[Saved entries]

============================================================

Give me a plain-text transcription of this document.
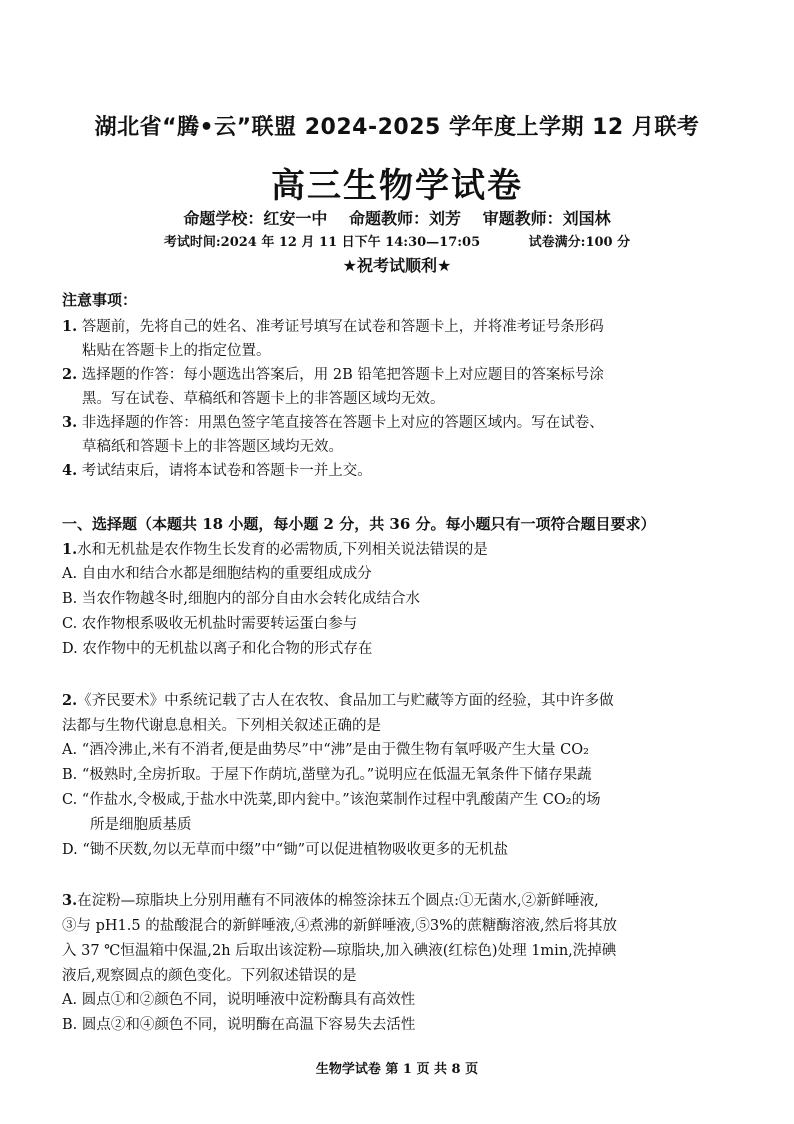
湖北省“腾•云”联盟 2024-2025 学年度上学期 12 月联考
高三生物学试卷
命题学校：红安一中 命题教师：刘芳 审题教师：刘国林
考试时间:2024 年 12 月 11 日下午 14:30—17:05	试卷满分:100 分
★祝考试顺利★
注意事项：
1. 答题前，先将自己的姓名、准考证号填写在试卷和答题卡上，并将准考证号条形码
粘贴在答题卡上的指定位置。
2. 选择题的作答：每小题选出答案后，用 2B 铅笔把答题卡上对应题目的答案标号涂
黑。写在试卷、草稿纸和答题卡上的非答题区域均无效。
3. 非选择题的作答：用黑色签字笔直接答在答题卡上对应的答题区域内。写在试卷、
草稿纸和答题卡上的非答题区域均无效。
4. 考试结束后，请将本试卷和答题卡一并上交。
一、选择题（本题共 18 小题，每小题 2 分，共 36 分。每小题只有一项符合题目要求）
1.水和无机盐是农作物生长发育的必需物质,下列相关说法错误的是
A. 自由水和结合水都是细胞结构的重要组成成分
B. 当农作物越冬时,细胞内的部分自由水会转化成结合水
C. 农作物根系吸收无机盐时需要转运蛋白参与
D. 农作物中的无机盐以离子和化合物的形式存在
2.《齐民要术》中系统记载了古人在农牧、食品加工与贮藏等方面的经验，其中许多做
法都与生物代谢息息相关。下列相关叙述正确的是
A. “酒冷沸止,米有不消者,便是曲势尽”中“沸”是由于微生物有氧呼吸产生大量 CO₂
B. “极熟时,全房折取。于屋下作荫坑,凿壁为孔。”说明应在低温无氧条件下储存果蔬
C. “作盐水,令极咸,于盐水中洗菜,即内瓮中。”该泡菜制作过程中乳酸菌产生 CO₂的场
所是细胞质基质
D. “锄不厌数,勿以无草而中缀”中“锄”可以促进植物吸收更多的无机盐
3.在淀粉—琼脂块上分别用蘸有不同液体的棉签涂抹五个圆点:①无菌水,②新鲜唾液,
③与 pH1.5 的盐酸混合的新鲜唾液,④煮沸的新鲜唾液,⑤3%的蔗糖酶溶液,然后将其放
入 37 ℃恒温箱中保温,2h 后取出该淀粉—琼脂块,加入碘液(红棕色)处理 1min,洗掉碘
液后,观察圆点的颜色变化。下列叙述错误的是
A. 圆点①和②颜色不同，说明唾液中淀粉酶具有高效性
B. 圆点②和④颜色不同，说明酶在高温下容易失去活性
生物学试卷 第 1 页 共 8 页
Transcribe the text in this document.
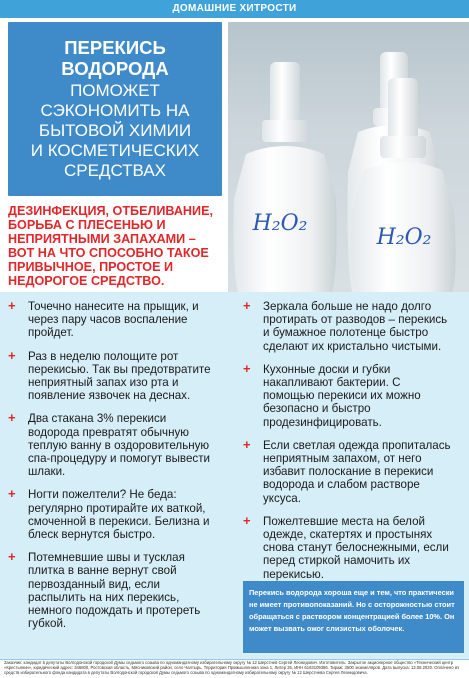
ДОМАШНИЕ ХИТРОСТИ
ПЕРЕКИСЬ ВОДОРОДА
ПОМОЖЕТ
СЭКОНОМИТЬ НА
БЫТОВОЙ ХИМИИ
И КОСМЕТИЧЕСКИХ
СРЕДСТВАХ
H₂O₂
H₂O₂
ДЕЗИНФЕКЦИЯ, ОТБЕЛИВАНИЕ,
БОРЬБА С ПЛЕСЕНЬЮ И
НЕПРИЯТНЫМИ ЗАПАХАМИ –
ВОТ НА ЧТО СПОСОБНО ТАКОЕ
ПРИВЫЧНОЕ, ПРОСТОЕ И
НЕДОРОГОЕ СРЕДСТВО.
+ Точечно нанесите на прыщик, и через пару часов воспаление пройдет.
+ Раз в неделю полощите рот перекисью. Так вы предотвратите неприятный запах изо рта и появление язвочек на деснах.
+ Два стакана 3% перекиси водорода превратят обычную теплую ванну в оздоровительную спа-процедуру и помогут вывести шлаки.
+ Ногти пожелтели? Не беда: регулярно протирайте их ваткой, смоченной в перекиси. Белизна и блеск вернутся быстро.
+ Потемневшие швы и тусклая плитка в ванне вернут свой первозданный вид, если распылить на них перекись, немного подождать и протереть губкой.
+ Зеркала больше не надо долго протирать от разводов – перекись и бумажное полотенце быстро сделают их кристально чистыми.
+ Кухонные доски и губки накапливают бактерии. С помощью перекиси их можно безопасно и быстро продезинфицировать.
+ Если светлая одежда пропиталась неприятным запахом, от него избавит полоскание в перекиси водорода и слабом растворе уксуса.
+ Пожелтевшие места на белой одежде, скатертях и простынях снова станут белоснежными, если перед стиркой намочить их перекисью.
Перекись водорода хороша еще и тем, что практически не имеет противопоказаний. Но с осторожностью стоит обращаться с раствором концентрацией более 10%. Он может вызвать ожог слизистых оболочек.
Заказчик: кандидат в депутаты Волгодонской городской Думы седьмого созыва по одномандатному избирательному округу № 12 Шерстнев Сергей Леонидович. Изготовитель: Закрытое акционерное общество «Технический центр «Крестьянин», юридический адрес: 346800, Ростовская область, Мясниковский район, село Чалтырь, Территория Промышленная зона 1, Литер 25, ИНН 6163109386. Тираж: 3500 экземпляров. Дата выпуска: 13.08.2020. Оплачено из средств избирательного фонда кандидата в депутаты Волгодонской городской Думы седьмого созыва по одномандатному избирательному округу № 12 Шерстнева Сергея Леонидовича.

============================================================

* [WHAT THE TASK REQUIRES]:
Without the pictures, write out the whole listing above exactly as it appears.

* [EXERCISE OUTPUT]:
Give me a plain-text transcription of this document.
湖北省“腾•云”联盟 2024-2025 学年度上学期 12 月联考
高三生物学试卷
命题学校：红安一中 命题教师：刘芳 审题教师：刘国林
考试时间:2024 年 12 月 11 日下午 14:30—17:05	试卷满分:100 分
★祝考试顺利★
注意事项：
1. 答题前，先将自己的姓名、准考证号填写在试卷和答题卡上，并将准考证号条形码
粘贴在答题卡上的指定位置。
2. 选择题的作答：每小题选出答案后，用 2B 铅笔把答题卡上对应题目的答案标号涂
黑。写在试卷、草稿纸和答题卡上的非答题区域均无效。
3. 非选择题的作答：用黑色签字笔直接答在答题卡上对应的答题区域内。写在试卷、
草稿纸和答题卡上的非答题区域均无效。
4. 考试结束后，请将本试卷和答题卡一并上交。
一、选择题（本题共 18 小题，每小题 2 分，共 36 分。每小题只有一项符合题目要求）
1.水和无机盐是农作物生长发育的必需物质,下列相关说法错误的是
A. 自由水和结合水都是细胞结构的重要组成成分
B. 当农作物越冬时,细胞内的部分自由水会转化成结合水
C. 农作物根系吸收无机盐时需要转运蛋白参与
D. 农作物中的无机盐以离子和化合物的形式存在
2.《齐民要术》中系统记载了古人在农牧、食品加工与贮藏等方面的经验，其中许多做
法都与生物代谢息息相关。下列相关叙述正确的是
A. “酒冷沸止,米有不消者,便是曲势尽”中“沸”是由于微生物有氧呼吸产生大量 CO₂
B. “极熟时,全房折取。于屋下作荫坑,凿壁为孔。”说明应在低温无氧条件下储存果蔬
C. “作盐水,令极咸,于盐水中洗菜,即内瓮中。”该泡菜制作过程中乳酸菌产生 CO₂的场
所是细胞质基质
D. “锄不厌数,勿以无草而中缀”中“锄”可以促进植物吸收更多的无机盐
3.在淀粉—琼脂块上分别用蘸有不同液体的棉签涂抹五个圆点:①无菌水,②新鲜唾液,
③与 pH1.5 的盐酸混合的新鲜唾液,④煮沸的新鲜唾液,⑤3%的蔗糖酶溶液,然后将其放
入 37 ℃恒温箱中保温,2h 后取出该淀粉—琼脂块,加入碘液(红棕色)处理 1min,洗掉碘
液后,观察圆点的颜色变化。下列叙述错误的是
A. 圆点①和②颜色不同，说明唾液中淀粉酶具有高效性
B. 圆点②和④颜色不同，说明酶在高温下容易失去活性
生物学试卷 第 1 页 共 8 页
Transcribe the text in this document.
ДОМАШНИЕ ХИТРОСТИ
ПЕРЕКИСЬ ВОДОРОДА
ПОМОЖЕТ
СЭКОНОМИТЬ НА
БЫТОВОЙ ХИМИИ
И КОСМЕТИЧЕСКИХ
СРЕДСТВАХ
H₂O₂
H₂O₂
ДЕЗИНФЕКЦИЯ, ОТБЕЛИВАНИЕ,
БОРЬБА С ПЛЕСЕНЬЮ И
НЕПРИЯТНЫМИ ЗАПАХАМИ –
ВОТ НА ЧТО СПОСОБНО ТАКОЕ
ПРИВЫЧНОЕ, ПРОСТОЕ И
НЕДОРОГОЕ СРЕДСТВО.
+ Точечно нанесите на прыщик, и через пару часов воспаление пройдет.
+ Раз в неделю полощите рот перекисью. Так вы предотвратите неприятный запах изо рта и появление язвочек на деснах.
+ Два стакана 3% перекиси водорода превратят обычную теплую ванну в оздоровительную спа-процедуру и помогут вывести шлаки.
+ Ногти пожелтели? Не беда: регулярно протирайте их ваткой, смоченной в перекиси. Белизна и блеск вернутся быстро.
+ Потемневшие швы и тусклая плитка в ванне вернут свой первозданный вид, если распылить на них перекись, немного подождать и протереть губкой.
+ Зеркала больше не надо долго протирать от разводов – перекись и бумажное полотенце быстро сделают их кристально чистыми.
+ Кухонные доски и губки накапливают бактерии. С помощью перекиси их можно безопасно и быстро продезинфицировать.
+ Если светлая одежда пропиталась неприятным запахом, от него избавит полоскание в перекиси водорода и слабом растворе уксуса.
+ Пожелтевшие места на белой одежде, скатертях и простынях снова станут белоснежными, если перед стиркой намочить их перекисью.
Перекись водорода хороша еще и тем, что практически не имеет противопоказаний. Но с осторожностью стоит обращаться с раствором концентрацией более 10%. Он может вызвать ожог слизистых оболочек.
Заказчик: кандидат в депутаты Волгодонской городской Думы седьмого созыва по одномандатному избирательному округу № 12 Шерстнев Сергей Леонидович. Изготовитель: Закрытое акционерное общество «Технический центр «Крестьянин», юридический адрес: 346800, Ростовская область, Мясниковский район, село Чалтырь, Территория Промышленная зона 1, Литер 25, ИНН 6163109386. Тираж: 3500 экземпляров. Дата выпуска: 13.08.2020. Оплачено из средств избирательного фонда кандидата в депутаты Волгодонской городской Думы седьмого созыва по одномандатному избирательному округу № 12 Шерстнева Сергея Леонидовича.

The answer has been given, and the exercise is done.